◆ **Stated goal 1**
Answer these questions from the Garibaldi passage, one per line:
(a) What does Pick not attempt to map out systematically?
(b) In accordance with which model was Rome eventually to be a capital worthy of Europe?
(c) What did the poverty around Rome and the Italian south force thousands to do yearly?
◆ **Stated goal 2**
Reproduce the Garibaldi passage word for word from "Pick repeatedly argues" to "the American republics.".

◆ **Given passage**
.....
These are serious difficulties, but, curiously, they have little bearing on Rome or Death. Perhaps because of a desire to reach as wide an audience as possible, Pick does not attempt to map out systematically Garibaldi's unconscious, leaving a theoretical and causal vacuum at the centre of this work.

Pick repeatedly argues that there must be more to the general's final campaign than traditional historians can account for. Garibaldi, he points out, was resolving unfinished business before he died. However, political, cultural and humanitarian motivations are more than sufficient to account for Garibaldi's enterprise. Having repeatedly tried to conquer and defend Rome, it was natural that the ageing Garibaldi should desire to see it turned into the city he had dreamed of for so long, a capital worthy of Italy and, eventually, in accordance with the Mazzinian model, of Europe.

As a nationalist, Garibaldi was mortified by the Eternal City's failings and by the poverty that surrounded Rome, and the whole Italian south, which forced thousands to emigrate yearly, contributing with their effort to the development of the American republics.
.....
◆ **Given material**
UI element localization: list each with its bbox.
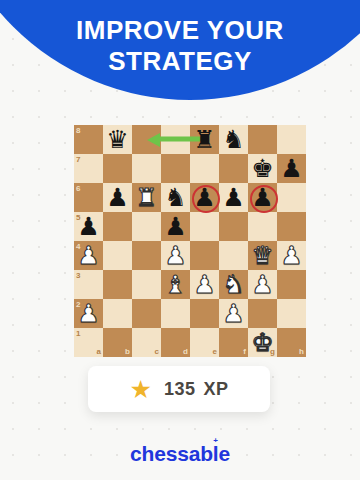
.....
◆ **Reply 1**
(a) Garibaldi's unconscious
(b) The Mazzinian model
(c) Emigrate

◆ **Reply 2**
Pick repeatedly argues that there must be more to the general's final campaign than traditional historians can account for. Garibaldi, he points out, was resolving unfinished business before he died. However, political, cultural and humanitarian motivations are more than sufficient to account for Garibaldi's enterprise. Having repeatedly tried to conquer and defend Rome, it was natural that the ageing Garibaldi should desire to see it turned into the city he had dreamed of for so long, a capital worthy of Italy and, eventually, in accordance with the Mazzinian model, of Europe.

As a nationalist, Garibaldi was mortified by the Eternal City's failings and by the poverty that surrounded Rome, and the whole Italian south, which forced thousands to emigrate yearly, contributing with their effort to the development of the American republics.